Fragmento de origen:
Además el sexismo benevolente ayuda al sexismo hostil permitiendo a los hombres sexistas
ser benefactores de las mujeres y disculpar su hostilidad, sólo ante aquellas mujeres que se lo
merecen. Este sexismo benevolente suscita conductas prosociales como de ayuda o protección
hacia las mujeres.
La dimensión más hostil comparte con el sexismo tradicional su tono afectivo
negativo. Por su parte la dimensión más benevolente, que despliega un tono afectivo positivo,
no es en realidad algo nuevo, de hecho este se refleja en la ética de las religiones cristianas, de
tan larga tradición en los países más occidentales. En éstas se transmite la visión de las
mujeres como débiles criaturas que han de ser protegidas y al mismo tiempo colocadas en un
pedestal en el que se adoran sus roles “naturales” de madre y esposa, de los que no debe
extralimitarse. En un reciente estudio en colaboración con Glick (Glick, Lameiras y
Rodríguez, en prensa) comprobamos como las personas más religiosas son precisamente las
que se adscriben a actitudes más benevolentes.
Por tanto lo realmente novedoso de la teoría propuesta por Glick y Kiske (1996, 2001)
es la combinación indisociables de las formas hostiles y benevolente de las actitudes hacia las
mujeres que representarían las formas de sexismo más modernas y que conforman el sexismo
ambivalente. Que brota del reconocimiento de la dimensión relacional-dependiente entre los
sexos como eje articulador.

Datos para procesar:
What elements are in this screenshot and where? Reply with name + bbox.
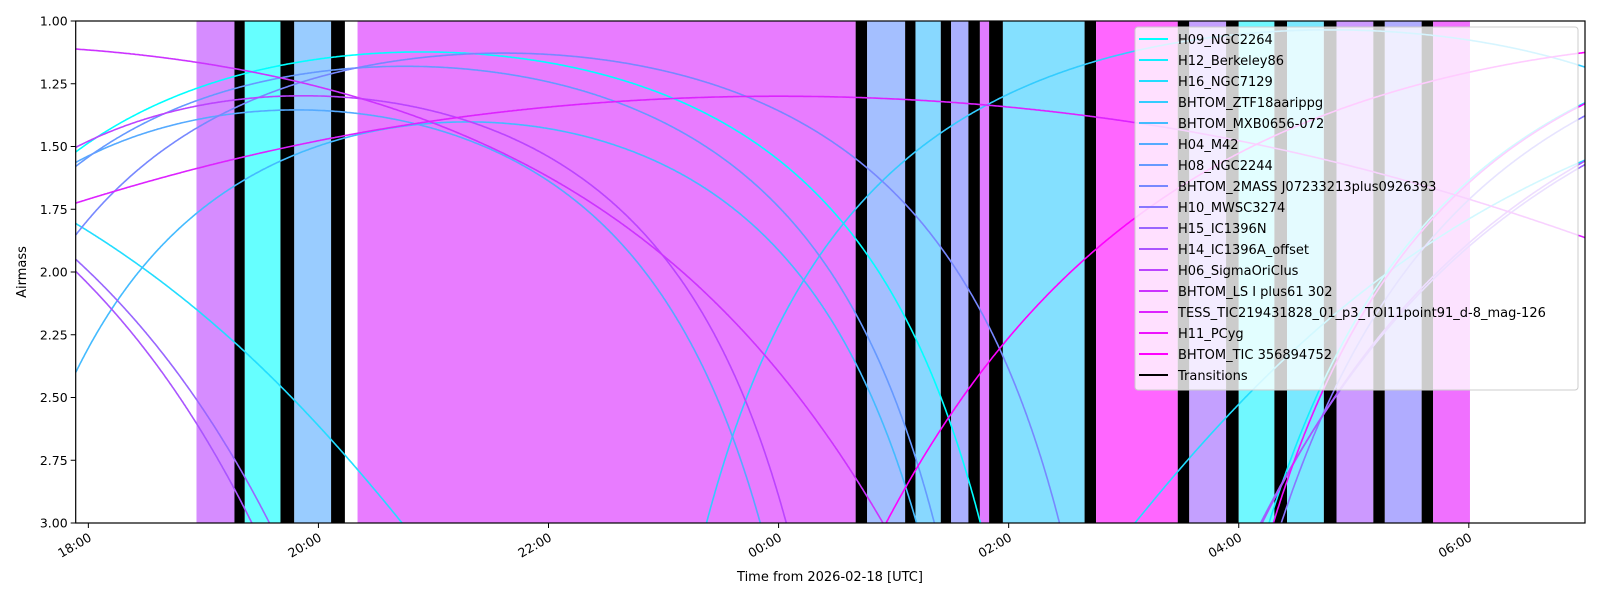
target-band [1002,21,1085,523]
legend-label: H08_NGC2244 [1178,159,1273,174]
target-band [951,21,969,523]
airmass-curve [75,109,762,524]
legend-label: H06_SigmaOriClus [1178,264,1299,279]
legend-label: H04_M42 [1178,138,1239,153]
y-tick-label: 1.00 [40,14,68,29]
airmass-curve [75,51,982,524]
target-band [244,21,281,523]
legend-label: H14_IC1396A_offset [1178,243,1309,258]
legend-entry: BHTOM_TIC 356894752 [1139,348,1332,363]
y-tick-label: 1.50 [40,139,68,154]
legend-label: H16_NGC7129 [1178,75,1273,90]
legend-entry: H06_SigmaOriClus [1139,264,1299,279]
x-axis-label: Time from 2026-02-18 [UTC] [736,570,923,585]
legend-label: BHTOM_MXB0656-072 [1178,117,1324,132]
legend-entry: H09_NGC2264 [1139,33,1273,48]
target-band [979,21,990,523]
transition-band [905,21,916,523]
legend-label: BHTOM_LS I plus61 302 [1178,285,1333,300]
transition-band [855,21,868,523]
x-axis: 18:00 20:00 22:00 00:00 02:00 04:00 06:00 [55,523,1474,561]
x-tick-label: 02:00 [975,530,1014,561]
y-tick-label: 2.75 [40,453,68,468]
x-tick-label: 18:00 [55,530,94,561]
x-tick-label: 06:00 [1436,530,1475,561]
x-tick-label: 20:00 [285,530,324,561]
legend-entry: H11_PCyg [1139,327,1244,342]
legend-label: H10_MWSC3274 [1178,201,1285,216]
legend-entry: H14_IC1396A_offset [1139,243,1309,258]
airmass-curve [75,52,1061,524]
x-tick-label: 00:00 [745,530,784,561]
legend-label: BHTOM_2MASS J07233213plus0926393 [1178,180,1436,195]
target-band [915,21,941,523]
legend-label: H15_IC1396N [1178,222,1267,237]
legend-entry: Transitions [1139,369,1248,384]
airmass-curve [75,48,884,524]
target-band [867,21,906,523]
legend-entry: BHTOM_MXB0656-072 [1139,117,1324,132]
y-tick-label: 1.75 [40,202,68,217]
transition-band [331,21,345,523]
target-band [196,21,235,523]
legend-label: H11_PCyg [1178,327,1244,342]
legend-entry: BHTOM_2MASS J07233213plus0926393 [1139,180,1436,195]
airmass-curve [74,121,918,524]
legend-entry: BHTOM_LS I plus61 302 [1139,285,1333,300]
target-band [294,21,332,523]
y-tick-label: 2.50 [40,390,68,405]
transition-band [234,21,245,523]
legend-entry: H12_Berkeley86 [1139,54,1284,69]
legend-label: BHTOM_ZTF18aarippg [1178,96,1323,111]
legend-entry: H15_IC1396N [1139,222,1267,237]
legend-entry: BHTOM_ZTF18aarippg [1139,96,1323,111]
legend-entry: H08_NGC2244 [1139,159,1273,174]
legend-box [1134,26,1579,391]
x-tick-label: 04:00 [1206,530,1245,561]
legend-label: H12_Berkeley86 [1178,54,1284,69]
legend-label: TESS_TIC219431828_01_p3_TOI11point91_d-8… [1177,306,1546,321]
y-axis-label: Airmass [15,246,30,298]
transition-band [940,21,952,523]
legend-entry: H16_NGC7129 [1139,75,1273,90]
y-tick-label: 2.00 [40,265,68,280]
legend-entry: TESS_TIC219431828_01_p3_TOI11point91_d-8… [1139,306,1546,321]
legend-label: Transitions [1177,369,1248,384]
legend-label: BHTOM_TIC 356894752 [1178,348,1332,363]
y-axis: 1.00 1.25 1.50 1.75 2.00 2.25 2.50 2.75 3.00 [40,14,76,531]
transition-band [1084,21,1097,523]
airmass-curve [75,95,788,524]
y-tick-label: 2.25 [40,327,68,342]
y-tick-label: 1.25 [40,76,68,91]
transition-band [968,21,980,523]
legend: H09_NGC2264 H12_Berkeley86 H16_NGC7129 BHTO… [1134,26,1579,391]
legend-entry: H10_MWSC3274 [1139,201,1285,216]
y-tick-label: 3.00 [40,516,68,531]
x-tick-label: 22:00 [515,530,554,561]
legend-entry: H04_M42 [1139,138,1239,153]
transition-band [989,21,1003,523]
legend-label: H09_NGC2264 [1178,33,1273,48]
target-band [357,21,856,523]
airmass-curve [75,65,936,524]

Qué se pide:
- a) Presenta como lista numerada las líneas de los registros comprendidas entre la que contiene "target-band [1002,21,1085,523]" y la que contiene "y-tick-label: 2.75 [40,453,68,468]", ambas incluidas, sin las líneas en blanco.
- b) Completa, por favor, la parte que sigue del fragmento sobre el sexismo ambivalente a partir de su última oración.
El fragmento y los registros proceden de fuentes distintas.

Respuestas a continuación:
- a)
1. target-band [1002,21,1085,523]
2. legend-label: H08_NGC2244 [1178,159,1273,174]
3. target-band [951,21,969,523]
4. airmass-curve [75,109,762,524]
5. legend-label: H06_SigmaOriClus [1178,264,1299,279]
6. legend-label: H04_M42 [1178,138,1239,153]
7. y-tick-label: 1.00 [40,14,68,29]
8. airmass-curve [75,51,982,524]
9. target-band [244,21,281,523]
10. legend-label: H14_IC1396A_offset [1178,243,1309,258]
11. legend-entry: BHTOM_TIC 356894752 [1139,348,1332,363]
12. y-tick-label: 1.50 [40,139,68,154]
13. legend-label: H16_NGC7129 [1178,75,1273,90]
14. legend-entry: H06_SigmaOriClus [1139,264,1299,279]
15. x-axis-label: Time from 2026-02-18 [UTC] [736,570,923,585]
16. legend-label: BHTOM_MXB0656-072 [1178,117,1324,132]
17. legend-entry: H09_NGC2264 [1139,33,1273,48]
18. target-band [979,21,990,523]
19. transition-band [905,21,916,523]
20. legend-label: BHTOM_LS I plus61 302 [1178,285,1333,300]
21. transition-band [855,21,868,523]
22. x-axis: 18:00 20:00 22:00 00:00 02:00 04:00 06:00 [55,523,1474,561]
23. x-tick-label: 02:00 [975,530,1014,561]
24. y-tick-label: 2.75 [40,453,68,468]

- b)
Para desarrollar Glick y Fiske (1996, 2001) esta teoría del sexismo ambivalente
recurren a la posición teórica de la ambivalencia propuesta por Katz (1981) y Katz y Hass
(1988). La ambivalencia en términos generales se define como el resultado de albergar
valores que son contradictorios o bien conflictivos entre sí. Estos autores afirman que esto es
lo que le sucede a muchas personas en Estados Unidos. Por una parte, valoran muy
7
positivamente el igualitarismo como la base de los principios democráticos. Pero por otra
parte, sobrevaloran el individualismo que constituye un reflejo de los principios de la ética
protestante. Estos valores de igualitarismo e individualismo pueden entrar en conflicto, sobre
todo a la hora de regular la expresión de los prejuicios raciales. Si estas personas se adhieren
al igualitarismo, les llevaría a mostrar simpatía hacia los y las afroamericanos/as y además
reconocerían públicamente que se les ha subordinado y humillado a lo largo de la historia.
Pero la adhesión al individualismo les llevaría a la dirección contraria. Katz y Hass (1988)
afirman que el choque entre los valores de igualitarismo e individualismo produce en una
persona una dualidad actitudinal, que puede traducirse en actitudes positivas o en actitudes
negativas. Además la ambivalencia actitudinal genera un malestar psicológico, ya que las
personas buscan activamente la consistencia (Festinger, 1957).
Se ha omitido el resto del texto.